| Dataset listings of figures |
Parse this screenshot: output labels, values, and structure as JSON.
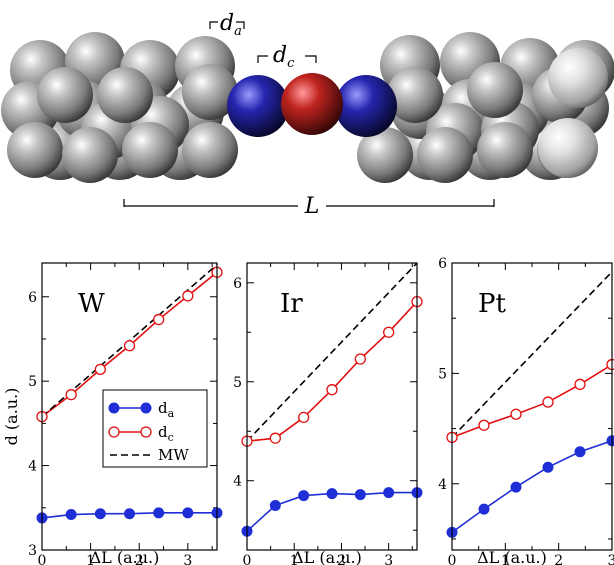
{
  "molecule": {
    "labels": {
      "d_a": "d",
      "d_a_sub": "a",
      "d_c": "d",
      "d_c_sub": "c",
      "L": "L"
    },
    "colors": {
      "metal": "#8f8f8f",
      "nitrogen": "#1a1a8c",
      "oxygen": "#b0201c"
    }
  },
  "legend": {
    "da": {
      "main": "d",
      "sub": "a"
    },
    "dc": {
      "main": "d",
      "sub": "c"
    },
    "mw": "MW"
  },
  "colors": {
    "da": "#1f2fd6",
    "dc": "#e01010",
    "mw": "#000000"
  },
  "chart_data": [
    {
      "type": "line",
      "title": "W",
      "xlabel": "ΔL (a.u.)",
      "ylabel": "d (a.u.)",
      "xlim": [
        0,
        3.6
      ],
      "ylim": [
        3.0,
        6.4
      ],
      "xticks": [
        0,
        1,
        2,
        3
      ],
      "yticks": [
        3,
        4,
        5,
        6
      ],
      "legend_position": "center-right",
      "series": [
        {
          "key": "da",
          "x": [
            0,
            0.6,
            1.2,
            1.8,
            2.4,
            3.0,
            3.6
          ],
          "y": [
            3.38,
            3.42,
            3.43,
            3.43,
            3.44,
            3.44,
            3.44
          ]
        },
        {
          "key": "dc",
          "x": [
            0,
            0.6,
            1.2,
            1.8,
            2.4,
            3.0,
            3.6
          ],
          "y": [
            4.58,
            4.84,
            5.14,
            5.42,
            5.73,
            6.01,
            6.29
          ]
        },
        {
          "key": "mw",
          "x": [
            0,
            3.6
          ],
          "y": [
            4.58,
            6.38
          ]
        }
      ]
    },
    {
      "type": "line",
      "title": "Ir",
      "xlabel": "ΔL (a.u.)",
      "ylabel": "",
      "xlim": [
        0,
        3.6
      ],
      "ylim": [
        3.3,
        6.2
      ],
      "xticks": [
        0,
        1,
        2,
        3
      ],
      "yticks": [
        4,
        5,
        6
      ],
      "series": [
        {
          "key": "da",
          "x": [
            0,
            0.6,
            1.2,
            1.8,
            2.4,
            3.0,
            3.6
          ],
          "y": [
            3.49,
            3.75,
            3.85,
            3.87,
            3.86,
            3.88,
            3.88
          ]
        },
        {
          "key": "dc",
          "x": [
            0,
            0.6,
            1.2,
            1.8,
            2.4,
            3.0,
            3.6
          ],
          "y": [
            4.4,
            4.43,
            4.64,
            4.92,
            5.23,
            5.5,
            5.81
          ]
        },
        {
          "key": "mw",
          "x": [
            0,
            3.6
          ],
          "y": [
            4.4,
            6.2
          ]
        }
      ]
    },
    {
      "type": "line",
      "title": "Pt",
      "xlabel": "ΔL (a.u.)",
      "ylabel": "",
      "xlim": [
        0,
        3.0
      ],
      "ylim": [
        3.4,
        6.0
      ],
      "xticks": [
        0,
        1,
        2,
        3
      ],
      "yticks": [
        4,
        5,
        6
      ],
      "series": [
        {
          "key": "da",
          "x": [
            0,
            0.6,
            1.2,
            1.8,
            2.4,
            3.0
          ],
          "y": [
            3.56,
            3.77,
            3.97,
            4.15,
            4.29,
            4.39
          ]
        },
        {
          "key": "dc",
          "x": [
            0,
            0.6,
            1.2,
            1.8,
            2.4,
            3.0
          ],
          "y": [
            4.42,
            4.53,
            4.63,
            4.74,
            4.9,
            5.08
          ]
        },
        {
          "key": "mw",
          "x": [
            0,
            3.0
          ],
          "y": [
            4.42,
            5.92
          ]
        }
      ]
    }
  ]
}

| Goal |
Transcribe each line above verbatim, with the pictures left out.

| Result |
Parse this screenshot: output labels, values, and structure as JSON.
{
  "molecule": {
    "labels": {
      "d_a": "d",
      "d_a_sub": "a",
      "d_c": "d",
      "d_c_sub": "c",
      "L": "L"
    },
    "colors": {
      "metal": "#8f8f8f",
      "nitrogen": "#1a1a8c",
      "oxygen": "#b0201c"
    }
  },
  "legend": {
    "da": {
      "main": "d",
      "sub": "a"
    },
    "dc": {
      "main": "d",
      "sub": "c"
    },
    "mw": "MW"
  },
  "colors": {
    "da": "#1f2fd6",
    "dc": "#e01010",
    "mw": "#000000"
  },
  "chart_data": [
    {
      "type": "line",
      "title": "W",
      "xlabel": "ΔL (a.u.)",
      "ylabel": "d (a.u.)",
      "xlim": [
        0,
        3.6
      ],
      "ylim": [
        3.0,
        6.4
      ],
      "xticks": [
        0,
        1,
        2,
        3
      ],
      "yticks": [
        3,
        4,
        5,
        6
      ],
      "legend_position": "center-right",
      "series": [
        {
          "key": "da",
          "x": [
            0,
            0.6,
            1.2,
            1.8,
            2.4,
            3.0,
            3.6
          ],
          "y": [
            3.38,
            3.42,
            3.43,
            3.43,
            3.44,
            3.44,
            3.44
          ]
        },
        {
          "key": "dc",
          "x": [
            0,
            0.6,
            1.2,
            1.8,
            2.4,
            3.0,
            3.6
          ],
          "y": [
            4.58,
            4.84,
            5.14,
            5.42,
            5.73,
            6.01,
            6.29
          ]
        },
        {
          "key": "mw",
          "x": [
            0,
            3.6
          ],
          "y": [
            4.58,
            6.38
          ]
        }
      ]
    },
    {
      "type": "line",
      "title": "Ir",
      "xlabel": "ΔL (a.u.)",
      "ylabel": "",
      "xlim": [
        0,
        3.6
      ],
      "ylim": [
        3.3,
        6.2
      ],
      "xticks": [
        0,
        1,
        2,
        3
      ],
      "yticks": [
        4,
        5,
        6
      ],
      "series": [
        {
          "key": "da",
          "x": [
            0,
            0.6,
            1.2,
            1.8,
            2.4,
            3.0,
            3.6
          ],
          "y": [
            3.49,
            3.75,
            3.85,
            3.87,
            3.86,
            3.88,
            3.88
          ]
        },
        {
          "key": "dc",
          "x": [
            0,
            0.6,
            1.2,
            1.8,
            2.4,
            3.0,
            3.6
          ],
          "y": [
            4.4,
            4.43,
            4.64,
            4.92,
            5.23,
            5.5,
            5.81
          ]
        },
        {
          "key": "mw",
          "x": [
            0,
            3.6
          ],
          "y": [
            4.4,
            6.2
          ]
        }
      ]
    },
    {
      "type": "line",
      "title": "Pt",
      "xlabel": "ΔL (a.u.)",
      "ylabel": "",
      "xlim": [
        0,
        3.0
      ],
      "ylim": [
        3.4,
        6.0
      ],
      "xticks": [
        0,
        1,
        2,
        3
      ],
      "yticks": [
        4,
        5,
        6
      ],
      "series": [
        {
          "key": "da",
          "x": [
            0,
            0.6,
            1.2,
            1.8,
            2.4,
            3.0
          ],
          "y": [
            3.56,
            3.77,
            3.97,
            4.15,
            4.29,
            4.39
          ]
        },
        {
          "key": "dc",
          "x": [
            0,
            0.6,
            1.2,
            1.8,
            2.4,
            3.0
          ],
          "y": [
            4.42,
            4.53,
            4.63,
            4.74,
            4.9,
            5.08
          ]
        },
        {
          "key": "mw",
          "x": [
            0,
            3.0
          ],
          "y": [
            4.42,
            5.92
          ]
        }
      ]
    }
  ]
}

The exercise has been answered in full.